A block of data
⁂

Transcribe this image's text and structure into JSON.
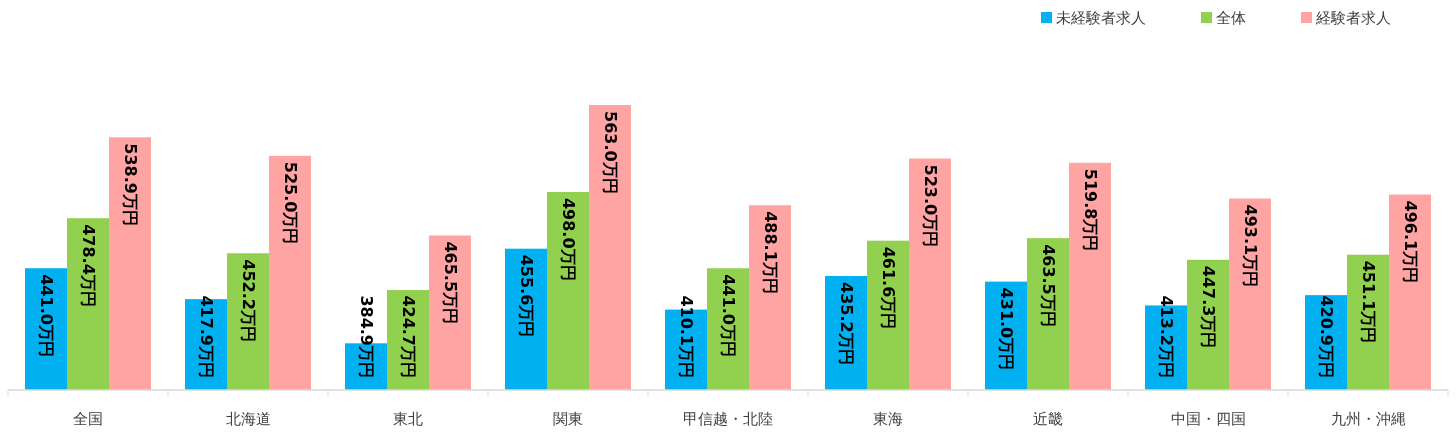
{
  "chart_data": {
    "type": "bar",
    "categories": [
      "全国",
      "北海道",
      "東北",
      "関東",
      "甲信越・北陸",
      "東海",
      "近畿",
      "中国・四国",
      "九州・沖縄"
    ],
    "series": [
      {
        "name": "未経験者求人",
        "color": "#00b0f0",
        "values": [
          441.0,
          417.9,
          384.9,
          455.6,
          410.1,
          435.2,
          431.0,
          413.2,
          420.9
        ],
        "value_labels": [
          "441.0万円",
          "417.9万円",
          "384.9万円",
          "455.6万円",
          "410.1万円",
          "435.2万円",
          "431.0万円",
          "413.2万円",
          "420.9万円"
        ]
      },
      {
        "name": "全体",
        "color": "#92d050",
        "values": [
          478.4,
          452.2,
          424.7,
          498.0,
          441.0,
          461.6,
          463.5,
          447.3,
          451.1
        ],
        "value_labels": [
          "478.4万円",
          "452.2万円",
          "424.7万円",
          "498.0万円",
          "441.0万円",
          "461.6万円",
          "463.5万円",
          "447.3万円",
          "451.1万円"
        ]
      },
      {
        "name": "経験者求人",
        "color": "#ffa3a3",
        "values": [
          538.9,
          525.0,
          465.5,
          563.0,
          488.1,
          523.0,
          519.8,
          493.1,
          496.1
        ],
        "value_labels": [
          "538.9万円",
          "525.0万円",
          "465.5万円",
          "563.0万円",
          "488.1万円",
          "523.0万円",
          "519.8万円",
          "493.1万円",
          "496.1万円"
        ]
      }
    ],
    "ylim": [
      350,
      563.0
    ],
    "legend": "top right",
    "tick_labels": "x"
  }
}
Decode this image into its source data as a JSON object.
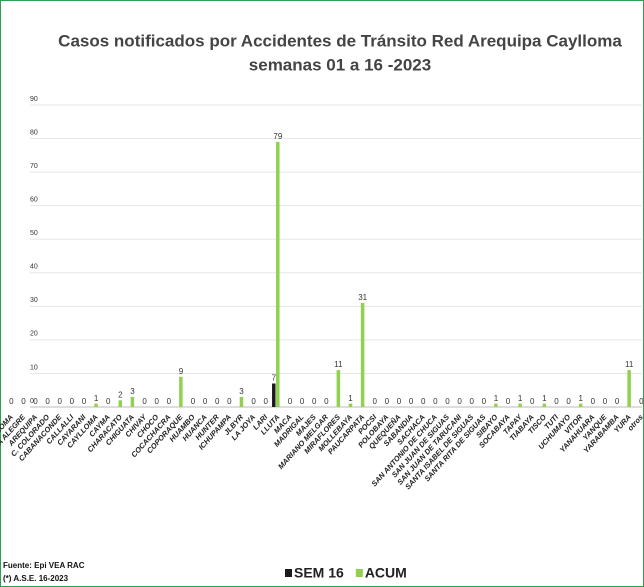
{
  "chart_data": {
    "type": "bar",
    "title": "Casos notificados  por Accidentes de Tránsito Red Arequipa Caylloma",
    "subtitle": "semanas 01 a 16 -2023",
    "categories": [
      "ACHOMA",
      "ALTO SELVA ALEGRE",
      "AREQUIPA",
      "C. COLORADO",
      "CABANACONDE",
      "CALLALLI",
      "CAYARANI",
      "CAYLLOMA",
      "CAYMA",
      "CHARACATO",
      "CHIGUATA",
      "CHIVAY",
      "CHOCO",
      "COCACHACRA",
      "COPORAQUE",
      "HUAMBO",
      "HUANCA",
      "HUNTER",
      "ICHUPAMPA",
      "JLBYR",
      "LA JOYA",
      "LARI",
      "LLUTA",
      "MACA",
      "MADRIGAL",
      "MAJES",
      "MARIANO MELGAR",
      "MIRAFLORES",
      "MOLLEBAYA",
      "PAUCARPATA",
      "POCSI",
      "POLOBAYA",
      "QUEQUEÑA",
      "SABANDIA",
      "SACHACA",
      "SAN ANTONIO DE CHUCA",
      "SAN JUAN DE SIGUAS",
      "SAN JUAN DE TARUCANI",
      "SANTA ISABEL DE SIGUAS",
      "SANTA RITA DE SIGUAS",
      "SIBAYO",
      "SOCABAYA",
      "TAPAY",
      "TIABAYA",
      "TISCO",
      "TUTI",
      "UCHUMAYO",
      "VITOR",
      "YANAHUARA",
      "YANQUE",
      "YARABAMBA",
      "YURA",
      "otros"
    ],
    "series": [
      {
        "name": "SEM 16",
        "color": "#1a1a1a",
        "values": [
          null,
          null,
          null,
          null,
          null,
          null,
          null,
          null,
          null,
          null,
          null,
          null,
          null,
          null,
          null,
          null,
          null,
          null,
          null,
          null,
          null,
          null,
          7,
          null,
          null,
          null,
          null,
          null,
          null,
          null,
          null,
          null,
          null,
          null,
          null,
          null,
          null,
          null,
          null,
          null,
          null,
          null,
          null,
          null,
          null,
          null,
          null,
          null,
          null,
          null,
          null,
          null,
          null
        ]
      },
      {
        "name": "ACUM",
        "color": "#92d050",
        "values": [
          0,
          0,
          0,
          0,
          0,
          0,
          0,
          1,
          0,
          2,
          3,
          0,
          0,
          0,
          9,
          0,
          0,
          0,
          0,
          3,
          0,
          0,
          79,
          0,
          0,
          0,
          0,
          11,
          1,
          31,
          0,
          0,
          0,
          0,
          0,
          0,
          0,
          0,
          0,
          0,
          1,
          0,
          1,
          0,
          1,
          0,
          0,
          1,
          0,
          0,
          0,
          11,
          0
        ]
      }
    ],
    "ylim": [
      0,
      90
    ],
    "yticks": [
      0,
      10,
      20,
      30,
      40,
      50,
      60,
      70,
      80,
      90
    ],
    "grid": true,
    "notes": [
      "Fuente: Epi VEA RAC",
      "(*) A.S.E. 16-2023"
    ]
  }
}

⁂

▶ **WHAT IS NEEDED**:
Quote the records above exactly, leaving out any pictures.

▶ **FULL OUTPUT**:
Transcribe this image's text and structure into JSON.
{
  "chart_data": {
    "type": "bar",
    "categories": [
      "全国",
      "北海道",
      "東北",
      "関東",
      "甲信越・北陸",
      "東海",
      "近畿",
      "中国・四国",
      "九州・沖縄"
    ],
    "series": [
      {
        "name": "未経験者求人",
        "color": "#00b0f0",
        "values": [
          441.0,
          417.9,
          384.9,
          455.6,
          410.1,
          435.2,
          431.0,
          413.2,
          420.9
        ],
        "value_labels": [
          "441.0万円",
          "417.9万円",
          "384.9万円",
          "455.6万円",
          "410.1万円",
          "435.2万円",
          "431.0万円",
          "413.2万円",
          "420.9万円"
        ]
      },
      {
        "name": "全体",
        "color": "#92d050",
        "values": [
          478.4,
          452.2,
          424.7,
          498.0,
          441.0,
          461.6,
          463.5,
          447.3,
          451.1
        ],
        "value_labels": [
          "478.4万円",
          "452.2万円",
          "424.7万円",
          "498.0万円",
          "441.0万円",
          "461.6万円",
          "463.5万円",
          "447.3万円",
          "451.1万円"
        ]
      },
      {
        "name": "経験者求人",
        "color": "#ffa3a3",
        "values": [
          538.9,
          525.0,
          465.5,
          563.0,
          488.1,
          523.0,
          519.8,
          493.1,
          496.1
        ],
        "value_labels": [
          "538.9万円",
          "525.0万円",
          "465.5万円",
          "563.0万円",
          "488.1万円",
          "523.0万円",
          "519.8万円",
          "493.1万円",
          "496.1万円"
        ]
      }
    ],
    "ylim": [
      350,
      563.0
    ],
    "legend": "top right",
    "tick_labels": "x"
  }
}
Decode this image into its source data as a JSON object.
{
  "chart_data": {
    "type": "bar",
    "title": "Casos notificados  por Accidentes de Tránsito Red Arequipa Caylloma",
    "subtitle": "semanas 01 a 16 -2023",
    "categories": [
      "ACHOMA",
      "ALTO SELVA ALEGRE",
      "AREQUIPA",
      "C. COLORADO",
      "CABANACONDE",
      "CALLALLI",
      "CAYARANI",
      "CAYLLOMA",
      "CAYMA",
      "CHARACATO",
      "CHIGUATA",
      "CHIVAY",
      "CHOCO",
      "COCACHACRA",
      "COPORAQUE",
      "HUAMBO",
      "HUANCA",
      "HUNTER",
      "ICHUPAMPA",
      "JLBYR",
      "LA JOYA",
      "LARI",
      "LLUTA",
      "MACA",
      "MADRIGAL",
      "MAJES",
      "MARIANO MELGAR",
      "MIRAFLORES",
      "MOLLEBAYA",
      "PAUCARPATA",
      "POCSI",
      "POLOBAYA",
      "QUEQUEÑA",
      "SABANDIA",
      "SACHACA",
      "SAN ANTONIO DE CHUCA",
      "SAN JUAN DE SIGUAS",
      "SAN JUAN DE TARUCANI",
      "SANTA ISABEL DE SIGUAS",
      "SANTA RITA DE SIGUAS",
      "SIBAYO",
      "SOCABAYA",
      "TAPAY",
      "TIABAYA",
      "TISCO",
      "TUTI",
      "UCHUMAYO",
      "VITOR",
      "YANAHUARA",
      "YANQUE",
      "YARABAMBA",
      "YURA",
      "otros"
    ],
    "series": [
      {
        "name": "SEM 16",
        "color": "#1a1a1a",
        "values": [
          null,
          null,
          null,
          null,
          null,
          null,
          null,
          null,
          null,
          null,
          null,
          null,
          null,
          null,
          null,
          null,
          null,
          null,
          null,
          null,
          null,
          null,
          7,
          null,
          null,
          null,
          null,
          null,
          null,
          null,
          null,
          null,
          null,
          null,
          null,
          null,
          null,
          null,
          null,
          null,
          null,
          null,
          null,
          null,
          null,
          null,
          null,
          null,
          null,
          null,
          null,
          null,
          null
        ]
      },
      {
        "name": "ACUM",
        "color": "#92d050",
        "values": [
          0,
          0,
          0,
          0,
          0,
          0,
          0,
          1,
          0,
          2,
          3,
          0,
          0,
          0,
          9,
          0,
          0,
          0,
          0,
          3,
          0,
          0,
          79,
          0,
          0,
          0,
          0,
          11,
          1,
          31,
          0,
          0,
          0,
          0,
          0,
          0,
          0,
          0,
          0,
          0,
          1,
          0,
          1,
          0,
          1,
          0,
          0,
          1,
          0,
          0,
          0,
          11,
          0
        ]
      }
    ],
    "ylim": [
      0,
      90
    ],
    "yticks": [
      0,
      10,
      20,
      30,
      40,
      50,
      60,
      70,
      80,
      90
    ],
    "grid": true,
    "notes": [
      "Fuente: Epi VEA RAC",
      "(*) A.S.E. 16-2023"
    ]
  }
}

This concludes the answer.